練習問題
1. 救急車の体験記について、次の問いに答えよ。
(a) 左胸が痛くなりはじめたとき、何を疑ったか。
(b) 救急車は何分足らずで到着したか。
(c) 救急車の中で、指には何がつけられたか。
2. 救急車の体験記のうち、「(結果が出なかったからこそ、後日談がおおっぴらに語れるのかもしれないが)」で始まり「けるので、ふつうに乗り込む。」で終わる部分を、そのまま書き写してください。
3. 救急車の体験記の最後の文に続く文章を書け。

___ 本文抜粋 ___

リアルワーカー

わたしは元気だから!と母に大声で主張した、その三日後に、救急車で運ばれてしまった。
人生初の救急車。
今まで、「救急車で運ばれた結果、なんでもなかった」という話を何度か人から聞いたことがあって、そうか、救急車は、結果が出なくても、呼んでいいものなのだ、とは思っていた。
(結果が出なかったからこそ、後日談がおおっぴらに語れるのかもしれないが)
なので、左胸が突如痛くなりはじめたとき、ここは救急車を呼んじゃおう!と決意して呼んだ。
もしかして左肺に気胸?と思ったからだ。
左側の肺なだけに、心臓の位置が動くのも早いかもしれない→脳に血液が行かなくなる→死ぬ。
という図式が、頭にさああっと浮かんで。
静かに楽しく勉強していただけなのに、なんで突如そうなったのか混乱しながら、周囲の人に助けを求めて、救急車を呼んでもらう。
10分足らずで、救急車が到着。
はじめての救急車だ〜と(胸は痛いけど)感動しながら、でもわたし歩けるので、ふつうに乗り込む。
背もたれ部分を起こした状態の台に横たわって、指に酸素計、腕に血圧計、足首と手首と胸に心電図、と次々とセッテイングされる。救急隊員さんは、聴診器も当てて調べている。

___ データ抜粋 ___

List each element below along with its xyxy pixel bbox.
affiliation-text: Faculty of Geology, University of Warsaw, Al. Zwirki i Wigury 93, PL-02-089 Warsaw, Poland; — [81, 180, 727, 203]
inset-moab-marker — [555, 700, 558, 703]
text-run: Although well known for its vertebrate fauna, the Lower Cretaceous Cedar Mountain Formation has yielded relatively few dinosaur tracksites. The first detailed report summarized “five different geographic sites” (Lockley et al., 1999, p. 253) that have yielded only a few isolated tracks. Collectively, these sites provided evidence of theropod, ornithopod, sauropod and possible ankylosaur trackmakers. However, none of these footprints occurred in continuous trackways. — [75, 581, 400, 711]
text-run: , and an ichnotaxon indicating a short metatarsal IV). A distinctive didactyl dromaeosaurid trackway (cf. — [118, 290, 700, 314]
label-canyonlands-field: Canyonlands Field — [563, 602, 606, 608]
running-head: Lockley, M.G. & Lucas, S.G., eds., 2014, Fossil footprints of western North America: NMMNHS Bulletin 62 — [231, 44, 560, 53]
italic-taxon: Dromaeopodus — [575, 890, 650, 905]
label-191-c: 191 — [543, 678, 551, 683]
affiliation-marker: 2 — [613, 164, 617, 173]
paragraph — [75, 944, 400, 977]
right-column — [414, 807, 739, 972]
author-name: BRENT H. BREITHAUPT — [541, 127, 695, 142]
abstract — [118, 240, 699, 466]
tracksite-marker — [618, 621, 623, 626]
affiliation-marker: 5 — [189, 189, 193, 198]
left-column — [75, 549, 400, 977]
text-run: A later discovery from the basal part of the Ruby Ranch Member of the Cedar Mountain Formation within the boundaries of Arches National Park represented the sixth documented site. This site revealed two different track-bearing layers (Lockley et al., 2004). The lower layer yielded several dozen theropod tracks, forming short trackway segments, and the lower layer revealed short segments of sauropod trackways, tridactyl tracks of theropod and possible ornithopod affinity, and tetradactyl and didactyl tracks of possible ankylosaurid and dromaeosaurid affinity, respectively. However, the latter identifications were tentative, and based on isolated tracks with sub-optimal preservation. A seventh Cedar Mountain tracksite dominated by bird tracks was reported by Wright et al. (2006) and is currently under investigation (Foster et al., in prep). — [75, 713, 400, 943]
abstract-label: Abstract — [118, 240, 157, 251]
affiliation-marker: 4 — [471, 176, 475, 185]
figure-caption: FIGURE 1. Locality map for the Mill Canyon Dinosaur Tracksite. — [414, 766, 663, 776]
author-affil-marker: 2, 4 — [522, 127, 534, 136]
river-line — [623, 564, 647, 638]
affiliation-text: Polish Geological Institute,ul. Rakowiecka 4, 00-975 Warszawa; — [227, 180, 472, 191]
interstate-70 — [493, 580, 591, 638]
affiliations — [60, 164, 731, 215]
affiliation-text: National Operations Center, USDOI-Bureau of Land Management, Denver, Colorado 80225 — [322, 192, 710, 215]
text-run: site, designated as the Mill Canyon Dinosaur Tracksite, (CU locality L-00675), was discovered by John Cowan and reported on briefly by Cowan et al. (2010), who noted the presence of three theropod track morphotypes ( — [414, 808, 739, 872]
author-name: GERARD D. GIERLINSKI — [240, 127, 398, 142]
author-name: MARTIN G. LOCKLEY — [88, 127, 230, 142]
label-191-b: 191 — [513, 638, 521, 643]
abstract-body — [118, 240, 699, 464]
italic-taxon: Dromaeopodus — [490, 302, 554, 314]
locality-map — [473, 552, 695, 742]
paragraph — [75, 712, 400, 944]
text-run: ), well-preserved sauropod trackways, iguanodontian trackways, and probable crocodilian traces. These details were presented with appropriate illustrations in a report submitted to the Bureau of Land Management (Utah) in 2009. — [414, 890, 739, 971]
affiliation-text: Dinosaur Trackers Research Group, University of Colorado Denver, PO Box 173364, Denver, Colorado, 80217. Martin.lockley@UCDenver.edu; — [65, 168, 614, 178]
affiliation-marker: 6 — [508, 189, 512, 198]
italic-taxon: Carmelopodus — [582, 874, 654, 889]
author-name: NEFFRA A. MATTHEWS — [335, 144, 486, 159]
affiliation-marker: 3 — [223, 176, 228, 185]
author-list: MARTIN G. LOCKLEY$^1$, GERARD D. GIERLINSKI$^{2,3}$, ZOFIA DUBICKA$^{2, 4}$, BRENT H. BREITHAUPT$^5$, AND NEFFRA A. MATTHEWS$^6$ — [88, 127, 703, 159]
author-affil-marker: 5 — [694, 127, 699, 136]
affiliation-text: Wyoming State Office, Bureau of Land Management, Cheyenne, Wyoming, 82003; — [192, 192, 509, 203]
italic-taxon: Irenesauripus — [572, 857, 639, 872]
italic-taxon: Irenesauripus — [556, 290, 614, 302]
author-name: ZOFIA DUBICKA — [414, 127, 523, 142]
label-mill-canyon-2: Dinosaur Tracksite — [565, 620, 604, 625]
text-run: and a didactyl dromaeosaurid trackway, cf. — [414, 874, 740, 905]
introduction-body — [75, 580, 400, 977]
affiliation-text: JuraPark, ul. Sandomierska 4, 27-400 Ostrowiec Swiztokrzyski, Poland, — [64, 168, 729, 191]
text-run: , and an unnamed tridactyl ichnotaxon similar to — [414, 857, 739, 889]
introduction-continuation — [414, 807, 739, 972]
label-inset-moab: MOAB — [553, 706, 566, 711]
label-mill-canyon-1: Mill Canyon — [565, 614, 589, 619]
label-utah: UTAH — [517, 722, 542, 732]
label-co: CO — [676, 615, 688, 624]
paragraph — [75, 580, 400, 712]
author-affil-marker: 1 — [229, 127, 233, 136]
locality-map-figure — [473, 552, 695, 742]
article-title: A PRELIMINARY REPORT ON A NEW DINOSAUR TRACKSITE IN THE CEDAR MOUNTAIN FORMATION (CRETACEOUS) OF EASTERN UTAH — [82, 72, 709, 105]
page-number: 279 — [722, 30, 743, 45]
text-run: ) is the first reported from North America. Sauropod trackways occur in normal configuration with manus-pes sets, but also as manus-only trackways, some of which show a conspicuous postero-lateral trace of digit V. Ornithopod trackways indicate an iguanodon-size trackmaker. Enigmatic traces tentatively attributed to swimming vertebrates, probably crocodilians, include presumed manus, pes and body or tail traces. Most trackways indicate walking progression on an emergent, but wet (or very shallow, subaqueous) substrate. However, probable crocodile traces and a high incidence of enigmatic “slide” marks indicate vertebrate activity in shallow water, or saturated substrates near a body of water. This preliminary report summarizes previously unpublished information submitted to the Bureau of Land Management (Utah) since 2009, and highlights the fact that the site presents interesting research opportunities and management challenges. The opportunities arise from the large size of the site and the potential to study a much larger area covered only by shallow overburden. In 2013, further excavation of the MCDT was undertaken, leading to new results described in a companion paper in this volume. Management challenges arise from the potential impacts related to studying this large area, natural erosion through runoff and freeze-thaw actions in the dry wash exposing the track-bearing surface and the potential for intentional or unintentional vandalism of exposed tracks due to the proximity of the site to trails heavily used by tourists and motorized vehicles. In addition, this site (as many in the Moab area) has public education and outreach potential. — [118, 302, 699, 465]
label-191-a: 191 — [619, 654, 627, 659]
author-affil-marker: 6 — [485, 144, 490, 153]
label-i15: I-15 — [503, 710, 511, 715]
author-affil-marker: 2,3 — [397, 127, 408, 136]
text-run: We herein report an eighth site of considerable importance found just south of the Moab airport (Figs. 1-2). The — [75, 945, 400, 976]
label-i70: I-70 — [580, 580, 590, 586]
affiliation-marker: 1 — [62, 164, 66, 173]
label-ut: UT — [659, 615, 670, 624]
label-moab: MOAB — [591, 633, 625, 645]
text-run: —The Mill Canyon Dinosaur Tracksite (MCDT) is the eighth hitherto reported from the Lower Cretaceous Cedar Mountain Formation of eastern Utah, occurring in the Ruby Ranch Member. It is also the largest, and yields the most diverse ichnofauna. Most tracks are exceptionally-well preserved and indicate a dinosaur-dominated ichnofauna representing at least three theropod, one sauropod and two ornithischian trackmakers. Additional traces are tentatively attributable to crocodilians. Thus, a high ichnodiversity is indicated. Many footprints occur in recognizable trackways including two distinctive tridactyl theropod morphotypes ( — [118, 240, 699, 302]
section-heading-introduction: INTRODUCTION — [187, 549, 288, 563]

___

解答
1.
(a) 左肺の気胸
(b) 10分足らず
(c) 酸素計

2.
(結果が出なかったからこそ、後日談がおおっぴらに語れるのかもしれないが)
なので、左胸が突如痛くなりはじめたとき、ここは救急車を呼んじゃおう!と決意して呼んだ。
もしかして左肺に気胸?と思ったからだ。
左側の肺なだけに、心臓の位置が動くのも早いかもしれない→脳に血液が行かなくなる→死ぬ。
という図式が、頭にさああっと浮かんで。
静かに楽しく勉強していただけなのに、なんで突如そうなったのか混乱しながら、周囲の人に助けを求めて、救急車を呼んでもらう。
10分足らずで、救急車が到着。
はじめての救急車だ〜と(胸は痛いけど)感動しながら、でもわたし歩けるので、ふつうに乗り込む。

3.
そういえば救急車が来ても、受入先の病院がない、という話も聞くけど・・・と思っていたら、約五分後に、病院が決まりましたよ、と声。
ぜんぜん知らなかった病院名。でもとても気合の入った病院名だった。
出発っ!という感じで、例のサイレンがスタートして、きっといま、車外の車は、ストップしてくれていて、その中を救急車が走り抜けているんだろうな・・・と、今まで外側から見てきた風景を(胸は痛いけど)想像する。
走行中に、身上書のような聞き書きをされる。
名前や住所や生年月日などのあと、病歴や状況の質問。
「何をしていたときにこうなりましたか?」
「講義を受けていました。静かなデスクワークです。」
「その講義に関係したお仕事なんですか?」
「いえ、仕事はぜんぜん別。」
「自己研鑽のためにですか〜」
「はい〜」
などと、会話。
なぜだかずうっと話しかけられているので、返答し続けなくてはならない。
もしかして、話しかけつづけるのが、救急上の正しい処置なのかもしれない。
救急隊員さん同士の、「これは○○だね!」 「うん、□だね!」と、暗号のような単語がまざった会話が聞こえてくる。
え、○○ってナニ? □ってナニ? と(胸は痛いけど)興味をひかれる。
あとで分かったのだが、このときの会話は心電図を見ながらのものだった。
まもなくして、救急隊員さんの言うことには。
「呼吸音が正常なので、肺ではないと思います。
今まで指摘されたことがないかもしれませんが、あなたは不整脈です。」
「そおなんですか。」
それが重大事なのかよくわからないし、わたしは不整脈じゃない!って否定できる確信もないし、他にリアクションしようがない。
でも、ここ二年くらいのあいだ、ときおり起こっていた胸の痛みの回答を、いま救急車内で、もらった気がした。
などのやりとりをしているうちに、病院に到着。走り出して10分経っていないかも。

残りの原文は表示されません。